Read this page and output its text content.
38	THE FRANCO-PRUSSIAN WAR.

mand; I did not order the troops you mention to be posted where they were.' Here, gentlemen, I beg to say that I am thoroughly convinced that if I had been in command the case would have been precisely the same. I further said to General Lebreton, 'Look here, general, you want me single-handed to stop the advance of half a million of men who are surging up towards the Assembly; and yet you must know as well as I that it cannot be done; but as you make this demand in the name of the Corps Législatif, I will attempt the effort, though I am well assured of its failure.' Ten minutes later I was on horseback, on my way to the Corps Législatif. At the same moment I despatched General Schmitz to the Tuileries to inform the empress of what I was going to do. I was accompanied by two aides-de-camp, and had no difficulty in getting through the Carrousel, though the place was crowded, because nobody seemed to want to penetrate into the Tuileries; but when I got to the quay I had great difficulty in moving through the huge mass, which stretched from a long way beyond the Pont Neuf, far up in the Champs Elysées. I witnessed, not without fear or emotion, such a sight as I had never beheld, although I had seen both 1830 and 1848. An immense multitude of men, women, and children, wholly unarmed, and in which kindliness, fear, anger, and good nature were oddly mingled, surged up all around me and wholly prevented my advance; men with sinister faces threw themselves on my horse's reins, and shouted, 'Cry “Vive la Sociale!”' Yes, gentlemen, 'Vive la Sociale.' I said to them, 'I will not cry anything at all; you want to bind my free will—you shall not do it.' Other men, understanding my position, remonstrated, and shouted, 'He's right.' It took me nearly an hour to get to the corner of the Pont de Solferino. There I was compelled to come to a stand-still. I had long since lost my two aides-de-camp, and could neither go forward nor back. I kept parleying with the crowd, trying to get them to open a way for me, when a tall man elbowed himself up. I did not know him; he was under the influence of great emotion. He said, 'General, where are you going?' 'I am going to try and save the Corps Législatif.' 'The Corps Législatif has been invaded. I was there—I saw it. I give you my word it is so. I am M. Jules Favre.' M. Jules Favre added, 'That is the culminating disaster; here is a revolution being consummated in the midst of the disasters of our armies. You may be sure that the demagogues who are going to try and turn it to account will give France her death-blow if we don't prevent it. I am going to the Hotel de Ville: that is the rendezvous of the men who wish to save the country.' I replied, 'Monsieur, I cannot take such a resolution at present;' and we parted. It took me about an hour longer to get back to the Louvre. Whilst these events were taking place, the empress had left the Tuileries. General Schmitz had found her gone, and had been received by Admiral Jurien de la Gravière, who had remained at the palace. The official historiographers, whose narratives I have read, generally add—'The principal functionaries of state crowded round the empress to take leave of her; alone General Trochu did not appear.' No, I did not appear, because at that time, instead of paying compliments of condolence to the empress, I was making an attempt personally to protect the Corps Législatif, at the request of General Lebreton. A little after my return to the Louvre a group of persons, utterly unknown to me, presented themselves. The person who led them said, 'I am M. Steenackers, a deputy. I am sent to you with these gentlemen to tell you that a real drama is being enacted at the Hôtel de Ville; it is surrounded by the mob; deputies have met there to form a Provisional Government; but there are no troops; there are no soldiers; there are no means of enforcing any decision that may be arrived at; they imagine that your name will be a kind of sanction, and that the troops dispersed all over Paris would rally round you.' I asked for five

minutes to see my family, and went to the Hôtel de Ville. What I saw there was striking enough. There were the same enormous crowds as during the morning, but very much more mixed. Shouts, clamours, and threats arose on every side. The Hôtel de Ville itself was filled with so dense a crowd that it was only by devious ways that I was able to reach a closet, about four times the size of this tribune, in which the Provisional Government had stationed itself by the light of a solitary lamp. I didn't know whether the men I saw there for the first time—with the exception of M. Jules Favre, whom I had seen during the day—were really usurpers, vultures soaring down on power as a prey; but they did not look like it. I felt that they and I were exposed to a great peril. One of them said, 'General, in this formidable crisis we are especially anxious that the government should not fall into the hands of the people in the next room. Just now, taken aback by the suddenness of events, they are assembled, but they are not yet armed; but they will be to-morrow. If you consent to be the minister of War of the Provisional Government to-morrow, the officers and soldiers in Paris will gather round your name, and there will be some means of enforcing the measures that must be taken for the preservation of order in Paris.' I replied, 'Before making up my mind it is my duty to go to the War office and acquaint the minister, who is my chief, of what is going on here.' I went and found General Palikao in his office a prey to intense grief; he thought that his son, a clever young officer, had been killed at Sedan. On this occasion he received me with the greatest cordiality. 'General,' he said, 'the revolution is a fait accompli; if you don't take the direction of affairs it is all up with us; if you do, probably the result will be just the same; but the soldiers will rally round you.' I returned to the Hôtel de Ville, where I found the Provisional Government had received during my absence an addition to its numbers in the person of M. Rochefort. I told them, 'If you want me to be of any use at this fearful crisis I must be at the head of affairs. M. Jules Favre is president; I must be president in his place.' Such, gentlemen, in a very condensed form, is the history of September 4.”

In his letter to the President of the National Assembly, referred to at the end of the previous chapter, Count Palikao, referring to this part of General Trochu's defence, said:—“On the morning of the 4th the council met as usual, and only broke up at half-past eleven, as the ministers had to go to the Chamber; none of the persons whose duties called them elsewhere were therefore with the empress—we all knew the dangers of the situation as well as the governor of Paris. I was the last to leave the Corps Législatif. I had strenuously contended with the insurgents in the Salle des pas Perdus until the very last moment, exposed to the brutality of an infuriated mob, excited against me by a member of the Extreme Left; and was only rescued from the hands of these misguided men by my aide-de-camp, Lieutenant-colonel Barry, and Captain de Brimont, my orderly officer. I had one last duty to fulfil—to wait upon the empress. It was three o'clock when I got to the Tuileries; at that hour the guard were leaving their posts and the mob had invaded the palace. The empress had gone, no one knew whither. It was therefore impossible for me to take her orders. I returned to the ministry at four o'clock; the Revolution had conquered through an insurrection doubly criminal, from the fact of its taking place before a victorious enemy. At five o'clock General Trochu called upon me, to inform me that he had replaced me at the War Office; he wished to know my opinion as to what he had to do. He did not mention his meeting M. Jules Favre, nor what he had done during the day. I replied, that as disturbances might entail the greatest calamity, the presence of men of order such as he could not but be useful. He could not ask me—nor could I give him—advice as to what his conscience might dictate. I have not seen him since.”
• • • • •
* [STATED PROBLEM]
From the records above, extract every entry exactly as given.

* [RESPONSE BELOW]
Read this page and output its text content.
38	THE FRANCO-PRUSSIAN WAR.

mand; I did not order the troops you mention to be posted where they were.' Here, gentlemen, I beg to say that I am thoroughly convinced that if I had been in command the case would have been precisely the same. I further said to General Lebreton, 'Look here, general, you want me single-handed to stop the advance of half a million of men who are surging up towards the Assembly; and yet you must know as well as I that it cannot be done; but as you make this demand in the name of the Corps Législatif, I will attempt the effort, though I am well assured of its failure.' Ten minutes later I was on horseback, on my way to the Corps Législatif. At the same moment I despatched General Schmitz to the Tuileries to inform the empress of what I was going to do. I was accompanied by two aides-de-camp, and had no difficulty in getting through the Carrousel, though the place was crowded, because nobody seemed to want to penetrate into the Tuileries; but when I got to the quay I had great difficulty in moving through the huge mass, which stretched from a long way beyond the Pont Neuf, far up in the Champs Elysées. I witnessed, not without fear or emotion, such a sight as I had never beheld, although I had seen both 1830 and 1848. An immense multitude of men, women, and children, wholly unarmed, and in which kindliness, fear, anger, and good nature were oddly mingled, surged up all around me and wholly prevented my advance; men with sinister faces threw themselves on my horse's reins, and shouted, 'Cry “Vive la Sociale!”' Yes, gentlemen, 'Vive la Sociale.' I said to them, 'I will not cry anything at all; you want to bind my free will—you shall not do it.' Other men, understanding my position, remonstrated, and shouted, 'He's right.' It took me nearly an hour to get to the corner of the Pont de Solferino. There I was compelled to come to a stand-still. I had long since lost my two aides-de-camp, and could neither go forward nor back. I kept parleying with the crowd, trying to get them to open a way for me, when a tall man elbowed himself up. I did not know him; he was under the influence of great emotion. He said, 'General, where are you going?' 'I am going to try and save the Corps Législatif.' 'The Corps Législatif has been invaded. I was there—I saw it. I give you my word it is so. I am M. Jules Favre.' M. Jules Favre added, 'That is the culminating disaster; here is a revolution being consummated in the midst of the disasters of our armies. You may be sure that the demagogues who are going to try and turn it to account will give France her death-blow if we don't prevent it. I am going to the Hotel de Ville: that is the rendezvous of the men who wish to save the country.' I replied, 'Monsieur, I cannot take such a resolution at present;' and we parted. It took me about an hour longer to get back to the Louvre. Whilst these events were taking place, the empress had left the Tuileries. General Schmitz had found her gone, and had been received by Admiral Jurien de la Gravière, who had remained at the palace. The official historiographers, whose narratives I have read, generally add—'The principal functionaries of state crowded round the empress to take leave of her; alone General Trochu did not appear.' No, I did not appear, because at that time, instead of paying compliments of condolence to the empress, I was making an attempt personally to protect the Corps Législatif, at the request of General Lebreton. A little after my return to the Louvre a group of persons, utterly unknown to me, presented themselves. The person who led them said, 'I am M. Steenackers, a deputy. I am sent to you with these gentlemen to tell you that a real drama is being enacted at the Hôtel de Ville; it is surrounded by the mob; deputies have met there to form a Provisional Government; but there are no troops; there are no soldiers; there are no means of enforcing any decision that may be arrived at; they imagine that your name will be a kind of sanction, and that the troops dispersed all over Paris would rally round you.' I asked for five

minutes to see my family, and went to the Hôtel de Ville. What I saw there was striking enough. There were the same enormous crowds as during the morning, but very much more mixed. Shouts, clamours, and threats arose on every side. The Hôtel de Ville itself was filled with so dense a crowd that it was only by devious ways that I was able to reach a closet, about four times the size of this tribune, in which the Provisional Government had stationed itself by the light of a solitary lamp. I didn't know whether the men I saw there for the first time—with the exception of M. Jules Favre, whom I had seen during the day—were really usurpers, vultures soaring down on power as a prey; but they did not look like it. I felt that they and I were exposed to a great peril. One of them said, 'General, in this formidable crisis we are especially anxious that the government should not fall into the hands of the people in the next room. Just now, taken aback by the suddenness of events, they are assembled, but they are not yet armed; but they will be to-morrow. If you consent to be the minister of War of the Provisional Government to-morrow, the officers and soldiers in Paris will gather round your name, and there will be some means of enforcing the measures that must be taken for the preservation of order in Paris.' I replied, 'Before making up my mind it is my duty to go to the War office and acquaint the minister, who is my chief, of what is going on here.' I went and found General Palikao in his office a prey to intense grief; he thought that his son, a clever young officer, had been killed at Sedan. On this occasion he received me with the greatest cordiality. 'General,' he said, 'the revolution is a fait accompli; if you don't take the direction of affairs it is all up with us; if you do, probably the result will be just the same; but the soldiers will rally round you.' I returned to the Hôtel de Ville, where I found the Provisional Government had received during my absence an addition to its numbers in the person of M. Rochefort. I told them, 'If you want me to be of any use at this fearful crisis I must be at the head of affairs. M. Jules Favre is president; I must be president in his place.' Such, gentlemen, in a very condensed form, is the history of September 4.”

In his letter to the President of the National Assembly, referred to at the end of the previous chapter, Count Palikao, referring to this part of General Trochu's defence, said:—“On the morning of the 4th the council met as usual, and only broke up at half-past eleven, as the ministers had to go to the Chamber; none of the persons whose duties called them elsewhere were therefore with the empress—we all knew the dangers of the situation as well as the governor of Paris. I was the last to leave the Corps Législatif. I had strenuously contended with the insurgents in the Salle des pas Perdus until the very last moment, exposed to the brutality of an infuriated mob, excited against me by a member of the Extreme Left; and was only rescued from the hands of these misguided men by my aide-de-camp, Lieutenant-colonel Barry, and Captain de Brimont, my orderly officer. I had one last duty to fulfil—to wait upon the empress. It was three o'clock when I got to the Tuileries; at that hour the guard were leaving their posts and the mob had invaded the palace. The empress had gone, no one knew whither. It was therefore impossible for me to take her orders. I returned to the ministry at four o'clock; the Revolution had conquered through an insurrection doubly criminal, from the fact of its taking place before a victorious enemy. At five o'clock General Trochu called upon me, to inform me that he had replaced me at the War Office; he wished to know my opinion as to what he had to do. He did not mention his meeting M. Jules Favre, nor what he had done during the day. I replied, that as disturbances might entail the greatest calamity, the presence of men of order such as he could not but be useful. He could not ask me—nor could I give him—advice as to what his conscience might dictate. I have not seen him since.”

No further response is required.